• _Request_:
Set the following entries down again exactly, line by line.

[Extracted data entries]
- - - - -
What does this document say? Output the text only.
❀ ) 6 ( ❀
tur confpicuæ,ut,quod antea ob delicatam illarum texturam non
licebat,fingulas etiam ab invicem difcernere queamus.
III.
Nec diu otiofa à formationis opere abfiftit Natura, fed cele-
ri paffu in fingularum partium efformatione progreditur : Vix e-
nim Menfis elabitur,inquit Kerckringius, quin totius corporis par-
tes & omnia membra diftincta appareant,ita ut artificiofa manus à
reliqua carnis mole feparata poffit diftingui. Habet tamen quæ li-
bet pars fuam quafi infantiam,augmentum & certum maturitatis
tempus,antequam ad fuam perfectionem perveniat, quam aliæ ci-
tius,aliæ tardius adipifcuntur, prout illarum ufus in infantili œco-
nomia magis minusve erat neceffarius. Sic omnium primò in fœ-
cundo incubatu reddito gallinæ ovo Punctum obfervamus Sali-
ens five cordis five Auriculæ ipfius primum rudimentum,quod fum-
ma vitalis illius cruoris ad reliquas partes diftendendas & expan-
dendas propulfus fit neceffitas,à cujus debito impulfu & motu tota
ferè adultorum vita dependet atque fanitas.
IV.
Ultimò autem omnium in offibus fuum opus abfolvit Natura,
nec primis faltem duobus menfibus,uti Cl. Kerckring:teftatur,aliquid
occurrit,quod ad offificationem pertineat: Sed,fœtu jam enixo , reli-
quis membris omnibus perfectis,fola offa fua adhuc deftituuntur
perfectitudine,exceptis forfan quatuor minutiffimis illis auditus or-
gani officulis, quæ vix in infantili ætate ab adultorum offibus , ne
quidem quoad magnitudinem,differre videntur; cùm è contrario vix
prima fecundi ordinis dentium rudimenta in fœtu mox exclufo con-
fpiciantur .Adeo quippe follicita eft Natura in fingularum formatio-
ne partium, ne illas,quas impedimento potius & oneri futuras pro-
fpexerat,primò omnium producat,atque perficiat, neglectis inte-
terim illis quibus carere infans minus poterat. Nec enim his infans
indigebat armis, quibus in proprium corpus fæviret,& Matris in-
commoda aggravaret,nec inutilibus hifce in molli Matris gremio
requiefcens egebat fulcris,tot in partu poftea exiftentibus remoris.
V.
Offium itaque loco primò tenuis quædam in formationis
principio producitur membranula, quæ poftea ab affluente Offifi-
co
- - - - -
• _Solution_:
What does this document say? Output the text only.
❀ ) 6 ( ❀
tur confpicuæ,ut,quod antea ob delicatam illarum texturam non
licebat,fingulas etiam ab invicem difcernere queamus.
III.
Nec diu otiofa à formationis opere abfiftit Natura, fed cele-
ri paffu in fingularum partium efformatione progreditur : Vix e-
nim Menfis elabitur,inquit Kerckringius, quin totius corporis par-
tes & omnia membra diftincta appareant,ita ut artificiofa manus à
reliqua carnis mole feparata poffit diftingui. Habet tamen quæ li-
bet pars fuam quafi infantiam,augmentum & certum maturitatis
tempus,antequam ad fuam perfectionem perveniat, quam aliæ ci-
tius,aliæ tardius adipifcuntur, prout illarum ufus in infantili œco-
nomia magis minusve erat neceffarius. Sic omnium primò in fœ-
cundo incubatu reddito gallinæ ovo Punctum obfervamus Sali-
ens five cordis five Auriculæ ipfius primum rudimentum,quod fum-
ma vitalis illius cruoris ad reliquas partes diftendendas & expan-
dendas propulfus fit neceffitas,à cujus debito impulfu & motu tota
ferè adultorum vita dependet atque fanitas.
IV.
Ultimò autem omnium in offibus fuum opus abfolvit Natura,
nec primis faltem duobus menfibus,uti Cl. Kerckring:teftatur,aliquid
occurrit,quod ad offificationem pertineat: Sed,fœtu jam enixo , reli-
quis membris omnibus perfectis,fola offa fua adhuc deftituuntur
perfectitudine,exceptis forfan quatuor minutiffimis illis auditus or-
gani officulis, quæ vix in infantili ætate ab adultorum offibus , ne
quidem quoad magnitudinem,differre videntur; cùm è contrario vix
prima fecundi ordinis dentium rudimenta in fœtu mox exclufo con-
fpiciantur .Adeo quippe follicita eft Natura in fingularum formatio-
ne partium, ne illas,quas impedimento potius & oneri futuras pro-
fpexerat,primò omnium producat,atque perficiat, neglectis inte-
terim illis quibus carere infans minus poterat. Nec enim his infans
indigebat armis, quibus in proprium corpus fæviret,& Matris in-
commoda aggravaret,nec inutilibus hifce in molli Matris gremio
requiefcens egebat fulcris,tot in partu poftea exiftentibus remoris.
V.
Offium itaque loco primò tenuis quædam in formationis
principio producitur membranula, quæ poftea ab affluente Offifi-
co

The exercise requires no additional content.